Dataset items:
==========

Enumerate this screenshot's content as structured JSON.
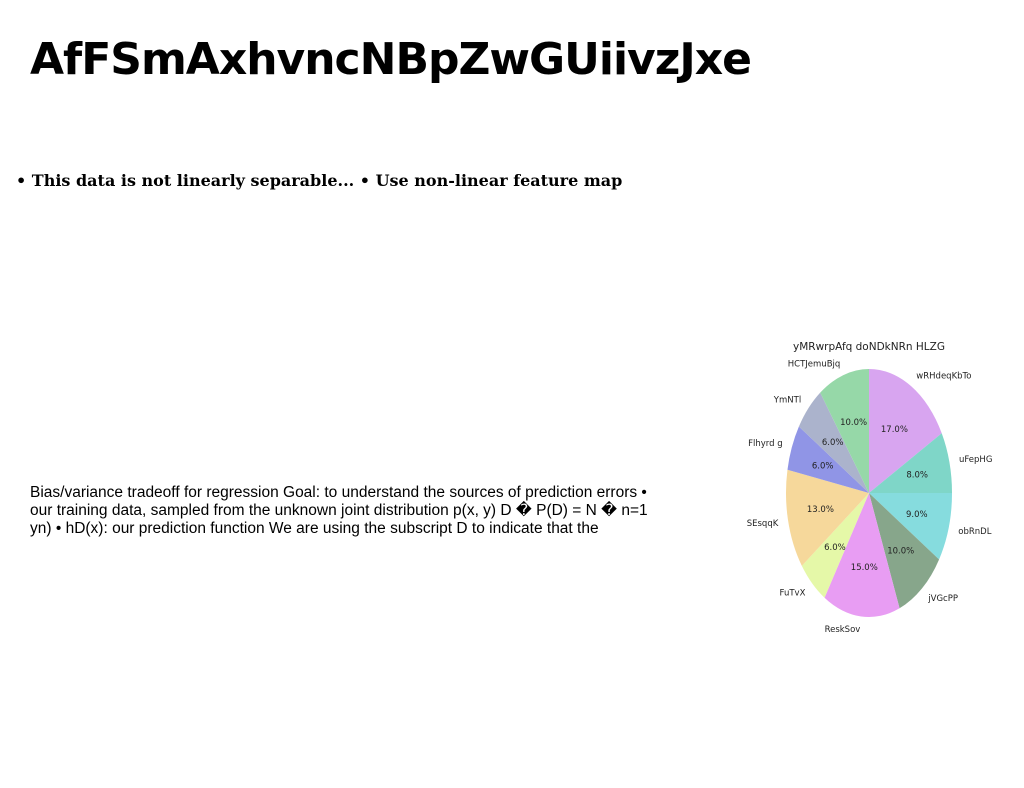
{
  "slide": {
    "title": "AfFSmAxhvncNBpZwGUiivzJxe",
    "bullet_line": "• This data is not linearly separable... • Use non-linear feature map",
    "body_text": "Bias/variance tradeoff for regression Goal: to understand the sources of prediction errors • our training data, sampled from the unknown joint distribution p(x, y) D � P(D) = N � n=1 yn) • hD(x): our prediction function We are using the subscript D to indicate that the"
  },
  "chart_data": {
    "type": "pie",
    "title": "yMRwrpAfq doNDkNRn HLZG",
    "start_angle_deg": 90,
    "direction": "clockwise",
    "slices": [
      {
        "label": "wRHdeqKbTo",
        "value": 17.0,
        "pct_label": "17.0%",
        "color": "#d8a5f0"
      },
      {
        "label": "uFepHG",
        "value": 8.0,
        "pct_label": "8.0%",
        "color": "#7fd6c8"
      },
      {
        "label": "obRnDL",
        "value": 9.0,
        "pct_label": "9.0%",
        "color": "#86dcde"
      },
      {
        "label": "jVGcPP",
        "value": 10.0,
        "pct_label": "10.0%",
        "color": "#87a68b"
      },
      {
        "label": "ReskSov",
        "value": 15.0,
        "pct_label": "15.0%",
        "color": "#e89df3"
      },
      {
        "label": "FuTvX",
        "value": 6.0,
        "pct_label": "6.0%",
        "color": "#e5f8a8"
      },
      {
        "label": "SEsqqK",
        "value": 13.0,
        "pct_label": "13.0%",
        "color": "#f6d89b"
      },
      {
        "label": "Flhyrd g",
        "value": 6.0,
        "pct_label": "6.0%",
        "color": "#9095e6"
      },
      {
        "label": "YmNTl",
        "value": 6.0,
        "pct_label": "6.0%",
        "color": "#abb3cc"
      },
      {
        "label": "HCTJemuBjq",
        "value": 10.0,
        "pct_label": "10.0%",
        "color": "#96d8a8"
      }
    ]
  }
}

==========

= Given task =
Reproduce the data above in full, exactly as it is, with the pictures left out.

= Written solution =
Enumerate this screenshot's content as structured JSON.
{
  "slide": {
    "title": "AfFSmAxhvncNBpZwGUiivzJxe",
    "bullet_line": "• This data is not linearly separable... • Use non-linear feature map",
    "body_text": "Bias/variance tradeoff for regression Goal: to understand the sources of prediction errors • our training data, sampled from the unknown joint distribution p(x, y) D � P(D) = N � n=1 yn) • hD(x): our prediction function We are using the subscript D to indicate that the"
  },
  "chart_data": {
    "type": "pie",
    "title": "yMRwrpAfq doNDkNRn HLZG",
    "start_angle_deg": 90,
    "direction": "clockwise",
    "slices": [
      {
        "label": "wRHdeqKbTo",
        "value": 17.0,
        "pct_label": "17.0%",
        "color": "#d8a5f0"
      },
      {
        "label": "uFepHG",
        "value": 8.0,
        "pct_label": "8.0%",
        "color": "#7fd6c8"
      },
      {
        "label": "obRnDL",
        "value": 9.0,
        "pct_label": "9.0%",
        "color": "#86dcde"
      },
      {
        "label": "jVGcPP",
        "value": 10.0,
        "pct_label": "10.0%",
        "color": "#87a68b"
      },
      {
        "label": "ReskSov",
        "value": 15.0,
        "pct_label": "15.0%",
        "color": "#e89df3"
      },
      {
        "label": "FuTvX",
        "value": 6.0,
        "pct_label": "6.0%",
        "color": "#e5f8a8"
      },
      {
        "label": "SEsqqK",
        "value": 13.0,
        "pct_label": "13.0%",
        "color": "#f6d89b"
      },
      {
        "label": "Flhyrd g",
        "value": 6.0,
        "pct_label": "6.0%",
        "color": "#9095e6"
      },
      {
        "label": "YmNTl",
        "value": 6.0,
        "pct_label": "6.0%",
        "color": "#abb3cc"
      },
      {
        "label": "HCTJemuBjq",
        "value": 10.0,
        "pct_label": "10.0%",
        "color": "#96d8a8"
      }
    ]
  }
}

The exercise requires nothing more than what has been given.